WHAT YOU SHOULD DO — Determine the number of lines containing the word "burada". Reply with it and nothing else.

## Start DATASET

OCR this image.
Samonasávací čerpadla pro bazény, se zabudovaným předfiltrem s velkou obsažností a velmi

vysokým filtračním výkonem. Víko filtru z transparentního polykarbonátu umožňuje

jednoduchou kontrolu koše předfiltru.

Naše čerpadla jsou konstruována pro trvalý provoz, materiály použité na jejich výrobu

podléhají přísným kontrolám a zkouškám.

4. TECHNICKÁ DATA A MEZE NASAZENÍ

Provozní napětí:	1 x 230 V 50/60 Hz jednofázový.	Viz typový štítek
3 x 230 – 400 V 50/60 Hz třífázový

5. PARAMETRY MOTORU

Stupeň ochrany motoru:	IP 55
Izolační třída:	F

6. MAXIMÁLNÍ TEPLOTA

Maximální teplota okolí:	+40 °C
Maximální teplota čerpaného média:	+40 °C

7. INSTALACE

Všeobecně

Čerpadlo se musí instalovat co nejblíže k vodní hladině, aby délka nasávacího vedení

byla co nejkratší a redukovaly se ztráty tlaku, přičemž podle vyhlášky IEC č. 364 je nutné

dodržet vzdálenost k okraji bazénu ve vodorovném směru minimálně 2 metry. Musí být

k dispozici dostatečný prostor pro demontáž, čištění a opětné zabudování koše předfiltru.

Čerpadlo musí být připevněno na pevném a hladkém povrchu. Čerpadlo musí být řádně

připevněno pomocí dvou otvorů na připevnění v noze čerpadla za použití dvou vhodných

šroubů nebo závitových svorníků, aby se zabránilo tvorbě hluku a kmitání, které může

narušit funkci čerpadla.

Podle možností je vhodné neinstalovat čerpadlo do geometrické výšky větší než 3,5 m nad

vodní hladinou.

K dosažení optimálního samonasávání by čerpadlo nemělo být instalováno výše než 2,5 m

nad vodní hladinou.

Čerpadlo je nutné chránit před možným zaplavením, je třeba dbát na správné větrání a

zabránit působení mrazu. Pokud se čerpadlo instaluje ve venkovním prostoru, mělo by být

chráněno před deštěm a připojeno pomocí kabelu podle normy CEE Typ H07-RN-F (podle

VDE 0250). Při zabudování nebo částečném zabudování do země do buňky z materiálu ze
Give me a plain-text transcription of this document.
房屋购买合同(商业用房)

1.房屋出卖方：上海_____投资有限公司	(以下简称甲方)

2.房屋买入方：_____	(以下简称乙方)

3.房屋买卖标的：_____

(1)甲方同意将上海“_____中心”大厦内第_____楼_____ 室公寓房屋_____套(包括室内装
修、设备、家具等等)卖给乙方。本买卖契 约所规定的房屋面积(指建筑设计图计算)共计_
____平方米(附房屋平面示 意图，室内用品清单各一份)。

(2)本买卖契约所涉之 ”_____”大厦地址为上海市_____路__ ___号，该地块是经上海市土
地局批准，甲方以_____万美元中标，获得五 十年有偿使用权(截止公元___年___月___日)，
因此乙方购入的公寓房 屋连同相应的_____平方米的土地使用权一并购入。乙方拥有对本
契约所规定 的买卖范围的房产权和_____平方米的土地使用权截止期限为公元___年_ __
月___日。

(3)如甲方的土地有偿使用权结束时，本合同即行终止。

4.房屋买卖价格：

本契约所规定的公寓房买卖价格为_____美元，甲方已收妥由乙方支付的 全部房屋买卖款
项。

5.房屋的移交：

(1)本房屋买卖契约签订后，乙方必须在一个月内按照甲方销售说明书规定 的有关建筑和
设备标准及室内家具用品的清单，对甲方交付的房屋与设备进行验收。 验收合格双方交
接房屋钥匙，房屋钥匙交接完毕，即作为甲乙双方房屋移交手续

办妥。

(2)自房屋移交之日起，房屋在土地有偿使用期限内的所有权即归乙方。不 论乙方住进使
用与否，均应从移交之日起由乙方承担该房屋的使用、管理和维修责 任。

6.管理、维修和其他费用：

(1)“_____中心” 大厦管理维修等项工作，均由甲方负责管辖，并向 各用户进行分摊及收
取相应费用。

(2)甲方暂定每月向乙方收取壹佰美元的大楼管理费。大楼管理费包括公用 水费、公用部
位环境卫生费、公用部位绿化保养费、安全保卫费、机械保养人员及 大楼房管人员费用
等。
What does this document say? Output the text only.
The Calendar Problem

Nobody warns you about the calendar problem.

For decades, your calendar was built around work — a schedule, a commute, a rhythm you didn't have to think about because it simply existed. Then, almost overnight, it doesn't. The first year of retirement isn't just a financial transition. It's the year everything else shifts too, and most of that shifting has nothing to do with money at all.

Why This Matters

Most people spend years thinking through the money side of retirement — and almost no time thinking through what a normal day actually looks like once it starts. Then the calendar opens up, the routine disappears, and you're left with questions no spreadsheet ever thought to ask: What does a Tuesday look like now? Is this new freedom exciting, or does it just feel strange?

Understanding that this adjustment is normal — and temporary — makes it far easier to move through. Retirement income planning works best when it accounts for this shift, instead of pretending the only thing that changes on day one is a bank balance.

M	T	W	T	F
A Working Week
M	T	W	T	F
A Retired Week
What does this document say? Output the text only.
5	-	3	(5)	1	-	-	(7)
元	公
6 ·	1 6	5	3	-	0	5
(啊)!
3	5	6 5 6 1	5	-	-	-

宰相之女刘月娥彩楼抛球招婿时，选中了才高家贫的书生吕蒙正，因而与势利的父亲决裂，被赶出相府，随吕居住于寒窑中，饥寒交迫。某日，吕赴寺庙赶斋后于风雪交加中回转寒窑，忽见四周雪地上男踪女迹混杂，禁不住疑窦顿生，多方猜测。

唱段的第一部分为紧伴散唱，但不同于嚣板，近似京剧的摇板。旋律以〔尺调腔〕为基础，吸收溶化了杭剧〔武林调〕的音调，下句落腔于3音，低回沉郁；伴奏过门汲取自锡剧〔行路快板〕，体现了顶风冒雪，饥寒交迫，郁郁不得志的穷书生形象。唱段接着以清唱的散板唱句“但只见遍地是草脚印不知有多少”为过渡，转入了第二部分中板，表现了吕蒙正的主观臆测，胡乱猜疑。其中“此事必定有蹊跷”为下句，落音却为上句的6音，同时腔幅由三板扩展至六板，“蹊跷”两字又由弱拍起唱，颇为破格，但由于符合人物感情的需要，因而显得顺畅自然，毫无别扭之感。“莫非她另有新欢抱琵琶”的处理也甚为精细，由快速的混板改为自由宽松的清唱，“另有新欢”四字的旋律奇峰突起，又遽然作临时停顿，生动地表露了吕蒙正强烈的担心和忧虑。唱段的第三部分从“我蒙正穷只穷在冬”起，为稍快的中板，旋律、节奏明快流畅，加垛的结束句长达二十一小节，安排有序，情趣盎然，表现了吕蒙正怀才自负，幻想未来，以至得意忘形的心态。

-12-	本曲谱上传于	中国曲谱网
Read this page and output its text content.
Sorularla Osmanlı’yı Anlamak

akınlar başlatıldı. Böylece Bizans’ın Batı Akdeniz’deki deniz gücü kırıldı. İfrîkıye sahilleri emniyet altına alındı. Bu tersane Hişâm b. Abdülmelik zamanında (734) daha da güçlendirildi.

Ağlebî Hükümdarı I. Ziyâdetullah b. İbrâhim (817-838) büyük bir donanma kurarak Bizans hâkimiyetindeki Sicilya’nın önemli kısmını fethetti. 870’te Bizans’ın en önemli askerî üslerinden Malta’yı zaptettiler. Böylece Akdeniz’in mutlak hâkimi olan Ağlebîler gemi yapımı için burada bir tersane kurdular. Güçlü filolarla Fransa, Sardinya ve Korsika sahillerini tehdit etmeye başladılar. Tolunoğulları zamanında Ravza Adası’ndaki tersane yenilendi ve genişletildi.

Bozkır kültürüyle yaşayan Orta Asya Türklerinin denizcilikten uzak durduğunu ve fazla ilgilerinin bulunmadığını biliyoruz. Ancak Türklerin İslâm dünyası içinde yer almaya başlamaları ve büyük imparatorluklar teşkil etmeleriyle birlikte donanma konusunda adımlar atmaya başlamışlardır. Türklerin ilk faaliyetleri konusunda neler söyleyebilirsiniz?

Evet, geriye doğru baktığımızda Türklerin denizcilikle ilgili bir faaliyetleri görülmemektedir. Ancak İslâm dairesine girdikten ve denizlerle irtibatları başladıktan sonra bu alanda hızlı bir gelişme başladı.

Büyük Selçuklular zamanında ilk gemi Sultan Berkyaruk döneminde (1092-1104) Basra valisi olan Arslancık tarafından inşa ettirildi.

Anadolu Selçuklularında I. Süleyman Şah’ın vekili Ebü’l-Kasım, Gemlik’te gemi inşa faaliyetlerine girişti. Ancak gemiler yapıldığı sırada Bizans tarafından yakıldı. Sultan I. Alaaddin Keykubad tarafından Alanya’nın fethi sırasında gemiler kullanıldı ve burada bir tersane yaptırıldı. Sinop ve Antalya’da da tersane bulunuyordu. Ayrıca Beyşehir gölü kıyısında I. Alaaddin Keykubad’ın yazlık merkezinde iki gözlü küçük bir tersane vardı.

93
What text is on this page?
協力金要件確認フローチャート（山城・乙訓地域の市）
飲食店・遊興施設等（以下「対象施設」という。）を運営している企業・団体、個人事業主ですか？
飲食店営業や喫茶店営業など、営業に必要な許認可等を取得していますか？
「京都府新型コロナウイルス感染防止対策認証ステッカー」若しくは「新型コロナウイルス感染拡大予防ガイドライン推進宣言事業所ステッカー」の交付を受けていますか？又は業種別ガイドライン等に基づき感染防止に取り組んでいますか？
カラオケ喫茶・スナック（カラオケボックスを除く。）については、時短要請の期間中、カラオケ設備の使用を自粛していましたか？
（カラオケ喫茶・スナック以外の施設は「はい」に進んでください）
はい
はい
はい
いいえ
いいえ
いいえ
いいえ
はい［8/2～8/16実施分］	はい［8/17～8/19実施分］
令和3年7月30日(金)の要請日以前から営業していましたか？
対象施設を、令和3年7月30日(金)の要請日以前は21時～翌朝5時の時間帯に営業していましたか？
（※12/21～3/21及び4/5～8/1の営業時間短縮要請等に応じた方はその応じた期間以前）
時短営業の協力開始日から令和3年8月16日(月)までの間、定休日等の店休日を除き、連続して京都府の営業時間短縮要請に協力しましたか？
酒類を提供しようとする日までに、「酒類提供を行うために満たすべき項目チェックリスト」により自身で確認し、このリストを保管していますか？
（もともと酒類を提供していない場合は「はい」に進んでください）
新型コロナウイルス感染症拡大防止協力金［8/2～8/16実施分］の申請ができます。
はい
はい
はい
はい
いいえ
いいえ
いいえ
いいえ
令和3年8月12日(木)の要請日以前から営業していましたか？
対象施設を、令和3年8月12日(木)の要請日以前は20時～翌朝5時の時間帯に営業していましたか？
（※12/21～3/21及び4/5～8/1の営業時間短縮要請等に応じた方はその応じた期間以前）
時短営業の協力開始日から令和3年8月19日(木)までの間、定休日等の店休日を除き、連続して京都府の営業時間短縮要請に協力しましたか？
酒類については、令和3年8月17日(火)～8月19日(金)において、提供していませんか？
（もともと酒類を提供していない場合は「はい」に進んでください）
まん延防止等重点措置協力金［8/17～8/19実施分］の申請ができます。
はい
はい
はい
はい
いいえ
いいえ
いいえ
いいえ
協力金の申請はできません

## End DATASET

EXERCISE SOLUTION — 2